* Start Material provided *

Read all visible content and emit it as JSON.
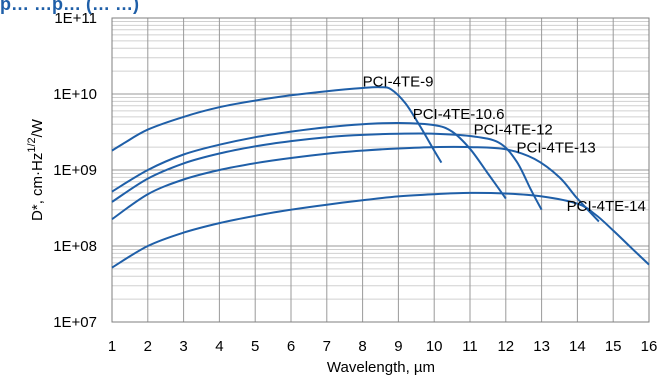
{
  "chart_data": {
    "type": "line",
    "title": "p… …p…  (… …)",
    "xlabel": "Wavelength, µm",
    "ylabel_main": "D*, cm·Hz",
    "ylabel_sup": "1/2",
    "ylabel_tail": "/W",
    "x_ticks": [
      "1",
      "2",
      "3",
      "4",
      "5",
      "6",
      "7",
      "8",
      "9",
      "10",
      "11",
      "12",
      "13",
      "14",
      "15",
      "16"
    ],
    "y_ticks": [
      "1E+07",
      "1E+08",
      "1E+09",
      "1E+10",
      "1E+11"
    ],
    "xlim": [
      1,
      16
    ],
    "ylim": [
      10000000,
      100000000000
    ],
    "y_scale": "log",
    "grid": true,
    "line_color": "#1f5fa8",
    "series": [
      {
        "name": "PCI-4TE-9",
        "label_at": [
          8.0,
          12500000000
        ],
        "x": [
          1,
          1.3,
          2,
          3,
          4,
          5,
          6,
          7,
          8,
          8.5,
          8.8,
          9.2,
          9.6,
          10,
          10.2
        ],
        "y": [
          1800000000,
          2200000000,
          3400000000,
          5000000000,
          6700000000,
          8200000000,
          9600000000,
          10900000000,
          12000000000,
          12300000000,
          11500000000,
          7500000000,
          3800000000,
          1800000000,
          1250000000
        ]
      },
      {
        "name": "PCI-4TE-10.6",
        "label_at": [
          9.4,
          4700000000
        ],
        "x": [
          1,
          2,
          3,
          4,
          5,
          6,
          7,
          8,
          9,
          10,
          10.5,
          11,
          11.5,
          12
        ],
        "y": [
          520000000,
          1000000000,
          1600000000,
          2150000000,
          2700000000,
          3200000000,
          3650000000,
          4000000000,
          4150000000,
          3900000000,
          3200000000,
          1900000000,
          900000000,
          420000000
        ]
      },
      {
        "name": "PCI-4TE-12",
        "label_at": [
          11.1,
          2950000000
        ],
        "x": [
          1,
          2,
          3,
          4,
          5,
          6,
          7,
          8,
          9,
          10,
          11,
          11.8,
          12.3,
          12.7,
          13
        ],
        "y": [
          380000000,
          770000000,
          1220000000,
          1650000000,
          2050000000,
          2400000000,
          2700000000,
          2900000000,
          3000000000,
          3000000000,
          2800000000,
          2300000000,
          1300000000,
          550000000,
          300000000
        ]
      },
      {
        "name": "PCI-4TE-13",
        "label_at": [
          12.3,
          1700000000
        ],
        "x": [
          1,
          2,
          3,
          4,
          5,
          6,
          7,
          8,
          9,
          10,
          11,
          12,
          12.8,
          13.5,
          14,
          14.6
        ],
        "y": [
          225000000,
          480000000,
          750000000,
          1000000000,
          1230000000,
          1440000000,
          1640000000,
          1800000000,
          1920000000,
          2000000000,
          2000000000,
          1870000000,
          1400000000,
          800000000,
          420000000,
          210000000
        ]
      },
      {
        "name": "PCI-4TE-14",
        "label_at": [
          13.7,
          290000000
        ],
        "x": [
          1,
          2,
          3,
          4,
          5,
          6,
          7,
          8,
          9,
          10,
          11,
          12,
          13,
          14,
          14.5,
          15,
          15.5,
          16
        ],
        "y": [
          52000000,
          100000000,
          150000000,
          200000000,
          250000000,
          300000000,
          350000000,
          400000000,
          450000000,
          480000000,
          500000000,
          490000000,
          450000000,
          360000000,
          260000000,
          160000000,
          95000000,
          57000000
        ]
      }
    ]
  }
}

* End Material provided *

▸ Your task:
Could you reproduce every record above exactly, leaving out the pictures?

▸ Result:
Read all visible content and emit it as JSON.
{
  "chart_data": {
    "type": "line",
    "title": "p… …p…  (… …)",
    "xlabel": "Wavelength, µm",
    "ylabel_main": "D*, cm·Hz",
    "ylabel_sup": "1/2",
    "ylabel_tail": "/W",
    "x_ticks": [
      "1",
      "2",
      "3",
      "4",
      "5",
      "6",
      "7",
      "8",
      "9",
      "10",
      "11",
      "12",
      "13",
      "14",
      "15",
      "16"
    ],
    "y_ticks": [
      "1E+07",
      "1E+08",
      "1E+09",
      "1E+10",
      "1E+11"
    ],
    "xlim": [
      1,
      16
    ],
    "ylim": [
      10000000,
      100000000000
    ],
    "y_scale": "log",
    "grid": true,
    "line_color": "#1f5fa8",
    "series": [
      {
        "name": "PCI-4TE-9",
        "label_at": [
          8.0,
          12500000000
        ],
        "x": [
          1,
          1.3,
          2,
          3,
          4,
          5,
          6,
          7,
          8,
          8.5,
          8.8,
          9.2,
          9.6,
          10,
          10.2
        ],
        "y": [
          1800000000,
          2200000000,
          3400000000,
          5000000000,
          6700000000,
          8200000000,
          9600000000,
          10900000000,
          12000000000,
          12300000000,
          11500000000,
          7500000000,
          3800000000,
          1800000000,
          1250000000
        ]
      },
      {
        "name": "PCI-4TE-10.6",
        "label_at": [
          9.4,
          4700000000
        ],
        "x": [
          1,
          2,
          3,
          4,
          5,
          6,
          7,
          8,
          9,
          10,
          10.5,
          11,
          11.5,
          12
        ],
        "y": [
          520000000,
          1000000000,
          1600000000,
          2150000000,
          2700000000,
          3200000000,
          3650000000,
          4000000000,
          4150000000,
          3900000000,
          3200000000,
          1900000000,
          900000000,
          420000000
        ]
      },
      {
        "name": "PCI-4TE-12",
        "label_at": [
          11.1,
          2950000000
        ],
        "x": [
          1,
          2,
          3,
          4,
          5,
          6,
          7,
          8,
          9,
          10,
          11,
          11.8,
          12.3,
          12.7,
          13
        ],
        "y": [
          380000000,
          770000000,
          1220000000,
          1650000000,
          2050000000,
          2400000000,
          2700000000,
          2900000000,
          3000000000,
          3000000000,
          2800000000,
          2300000000,
          1300000000,
          550000000,
          300000000
        ]
      },
      {
        "name": "PCI-4TE-13",
        "label_at": [
          12.3,
          1700000000
        ],
        "x": [
          1,
          2,
          3,
          4,
          5,
          6,
          7,
          8,
          9,
          10,
          11,
          12,
          12.8,
          13.5,
          14,
          14.6
        ],
        "y": [
          225000000,
          480000000,
          750000000,
          1000000000,
          1230000000,
          1440000000,
          1640000000,
          1800000000,
          1920000000,
          2000000000,
          2000000000,
          1870000000,
          1400000000,
          800000000,
          420000000,
          210000000
        ]
      },
      {
        "name": "PCI-4TE-14",
        "label_at": [
          13.7,
          290000000
        ],
        "x": [
          1,
          2,
          3,
          4,
          5,
          6,
          7,
          8,
          9,
          10,
          11,
          12,
          13,
          14,
          14.5,
          15,
          15.5,
          16
        ],
        "y": [
          52000000,
          100000000,
          150000000,
          200000000,
          250000000,
          300000000,
          350000000,
          400000000,
          450000000,
          480000000,
          500000000,
          490000000,
          450000000,
          360000000,
          260000000,
          160000000,
          95000000,
          57000000
        ]
      }
    ]
  }
}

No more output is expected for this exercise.